**Stated task**
Return each of the rows below word for word, omitting the pictures.
━━ Record excerpts
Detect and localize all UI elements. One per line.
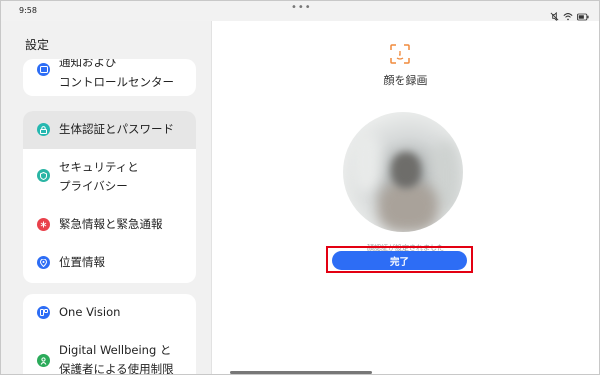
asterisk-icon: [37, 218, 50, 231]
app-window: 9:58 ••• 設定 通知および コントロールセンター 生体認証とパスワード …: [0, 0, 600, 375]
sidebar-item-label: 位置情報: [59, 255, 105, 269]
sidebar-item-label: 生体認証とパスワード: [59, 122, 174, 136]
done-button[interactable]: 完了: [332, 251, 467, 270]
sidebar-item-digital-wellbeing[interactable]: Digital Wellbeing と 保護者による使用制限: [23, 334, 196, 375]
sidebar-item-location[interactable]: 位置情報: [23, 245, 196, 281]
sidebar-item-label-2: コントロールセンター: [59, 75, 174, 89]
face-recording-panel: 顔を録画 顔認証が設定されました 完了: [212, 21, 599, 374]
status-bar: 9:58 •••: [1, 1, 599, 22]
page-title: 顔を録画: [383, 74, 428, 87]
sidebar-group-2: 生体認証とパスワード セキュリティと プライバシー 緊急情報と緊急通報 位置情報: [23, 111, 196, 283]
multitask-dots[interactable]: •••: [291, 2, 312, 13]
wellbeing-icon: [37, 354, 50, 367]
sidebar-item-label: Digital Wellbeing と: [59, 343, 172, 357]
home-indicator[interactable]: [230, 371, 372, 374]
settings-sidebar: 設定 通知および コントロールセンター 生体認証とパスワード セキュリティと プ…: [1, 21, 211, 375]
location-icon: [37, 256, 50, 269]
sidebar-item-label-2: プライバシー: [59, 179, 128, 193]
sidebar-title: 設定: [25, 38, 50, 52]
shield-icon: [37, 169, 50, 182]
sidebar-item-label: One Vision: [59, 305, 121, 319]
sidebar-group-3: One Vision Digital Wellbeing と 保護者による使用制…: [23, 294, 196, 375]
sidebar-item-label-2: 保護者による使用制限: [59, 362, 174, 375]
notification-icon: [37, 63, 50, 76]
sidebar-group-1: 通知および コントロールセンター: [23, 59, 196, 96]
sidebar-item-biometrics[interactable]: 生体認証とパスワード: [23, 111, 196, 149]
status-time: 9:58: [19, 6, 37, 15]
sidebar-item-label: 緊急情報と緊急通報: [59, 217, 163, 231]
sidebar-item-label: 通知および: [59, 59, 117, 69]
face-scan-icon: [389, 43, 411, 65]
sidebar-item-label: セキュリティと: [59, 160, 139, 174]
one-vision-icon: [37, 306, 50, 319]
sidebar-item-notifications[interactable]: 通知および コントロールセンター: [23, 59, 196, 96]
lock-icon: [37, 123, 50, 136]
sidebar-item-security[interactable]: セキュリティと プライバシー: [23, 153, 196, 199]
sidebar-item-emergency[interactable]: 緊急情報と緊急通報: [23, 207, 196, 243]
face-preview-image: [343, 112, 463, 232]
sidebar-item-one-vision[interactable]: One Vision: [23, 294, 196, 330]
━━━━
**In response**
Detect and localize all UI elements. One per line.
asterisk-icon: [37, 218, 50, 231]
app-window: 9:58 ••• 設定 通知および コントロールセンター 生体認証とパスワード …: [0, 0, 600, 375]
sidebar-item-label: 位置情報: [59, 255, 105, 269]
sidebar-item-label: 生体認証とパスワード: [59, 122, 174, 136]
done-button[interactable]: 完了: [332, 251, 467, 270]
sidebar-item-digital-wellbeing[interactable]: Digital Wellbeing と 保護者による使用制限: [23, 334, 196, 375]
sidebar-item-location[interactable]: 位置情報: [23, 245, 196, 281]
sidebar-item-label-2: コントロールセンター: [59, 75, 174, 89]
face-recording-panel: 顔を録画 顔認証が設定されました 完了: [212, 21, 599, 374]
status-bar: 9:58 •••: [1, 1, 599, 22]
page-title: 顔を録画: [383, 74, 428, 87]
sidebar-group-2: 生体認証とパスワード セキュリティと プライバシー 緊急情報と緊急通報 位置情報: [23, 111, 196, 283]
multitask-dots[interactable]: •••: [291, 2, 312, 13]
wellbeing-icon: [37, 354, 50, 367]
sidebar-item-label: Digital Wellbeing と: [59, 343, 172, 357]
home-indicator[interactable]: [230, 371, 372, 374]
settings-sidebar: 設定 通知および コントロールセンター 生体認証とパスワード セキュリティと プ…: [1, 21, 211, 375]
location-icon: [37, 256, 50, 269]
sidebar-item-label-2: プライバシー: [59, 179, 128, 193]
sidebar-title: 設定: [25, 38, 50, 52]
shield-icon: [37, 169, 50, 182]
sidebar-item-label: One Vision: [59, 305, 121, 319]
sidebar-group-3: One Vision Digital Wellbeing と 保護者による使用制…: [23, 294, 196, 375]
sidebar-item-label-2: 保護者による使用制限: [59, 362, 174, 375]
notification-icon: [37, 63, 50, 76]
sidebar-group-1: 通知および コントロールセンター: [23, 59, 196, 96]
sidebar-item-biometrics[interactable]: 生体認証とパスワード: [23, 111, 196, 149]
status-time: 9:58: [19, 6, 37, 15]
sidebar-item-label: 緊急情報と緊急通報: [59, 217, 163, 231]
sidebar-item-label: 通知および: [59, 59, 117, 69]
face-scan-icon: [389, 43, 411, 65]
sidebar-item-label: セキュリティと: [59, 160, 139, 174]
one-vision-icon: [37, 306, 50, 319]
sidebar-item-notifications[interactable]: 通知および コントロールセンター: [23, 59, 196, 96]
lock-icon: [37, 123, 50, 136]
sidebar-item-security[interactable]: セキュリティと プライバシー: [23, 153, 196, 199]
sidebar-item-emergency[interactable]: 緊急情報と緊急通報: [23, 207, 196, 243]
face-preview-image: [343, 112, 463, 232]
sidebar-item-one-vision[interactable]: One Vision: [23, 294, 196, 330]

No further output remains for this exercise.